━━ Items

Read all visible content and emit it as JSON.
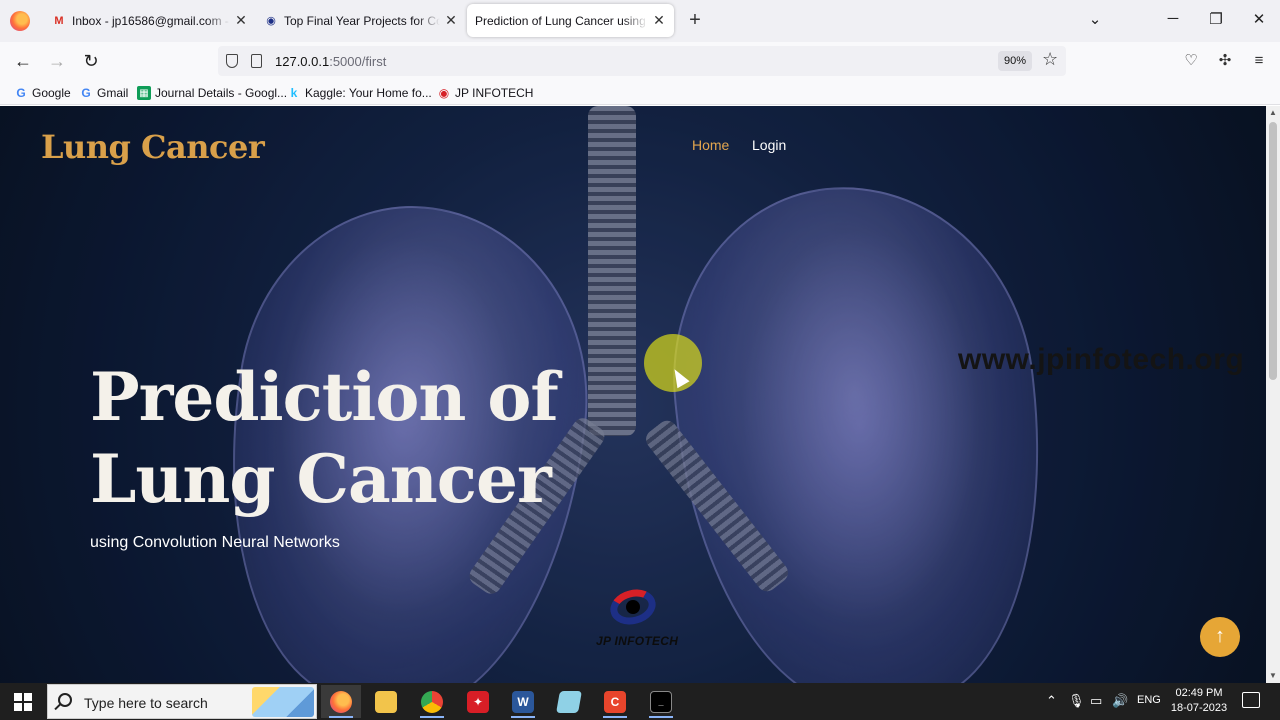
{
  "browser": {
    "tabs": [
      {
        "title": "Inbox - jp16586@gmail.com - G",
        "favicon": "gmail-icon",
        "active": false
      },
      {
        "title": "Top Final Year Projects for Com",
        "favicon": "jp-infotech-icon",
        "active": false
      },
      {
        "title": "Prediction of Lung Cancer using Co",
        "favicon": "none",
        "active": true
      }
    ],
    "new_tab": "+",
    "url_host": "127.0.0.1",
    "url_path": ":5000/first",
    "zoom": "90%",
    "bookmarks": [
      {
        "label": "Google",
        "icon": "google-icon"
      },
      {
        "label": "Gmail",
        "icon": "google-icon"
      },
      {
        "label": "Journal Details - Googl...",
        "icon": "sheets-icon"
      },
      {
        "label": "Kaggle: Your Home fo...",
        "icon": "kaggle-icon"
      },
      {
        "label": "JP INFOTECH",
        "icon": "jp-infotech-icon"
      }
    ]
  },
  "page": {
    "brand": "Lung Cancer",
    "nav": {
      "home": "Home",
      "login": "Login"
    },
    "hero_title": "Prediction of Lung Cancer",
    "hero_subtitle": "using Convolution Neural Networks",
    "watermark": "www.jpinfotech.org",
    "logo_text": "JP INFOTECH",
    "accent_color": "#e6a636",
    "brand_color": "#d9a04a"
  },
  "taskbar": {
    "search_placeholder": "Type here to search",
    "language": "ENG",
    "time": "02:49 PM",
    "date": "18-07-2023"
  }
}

━━━━

*Aim of the exercise:* Read through the data and copy every line where "using" shows up.

*Result for this exercise:*
        "title": "Prediction of Lung Cancer using Co",
    "hero_subtitle": "using Convolution Neural Networks",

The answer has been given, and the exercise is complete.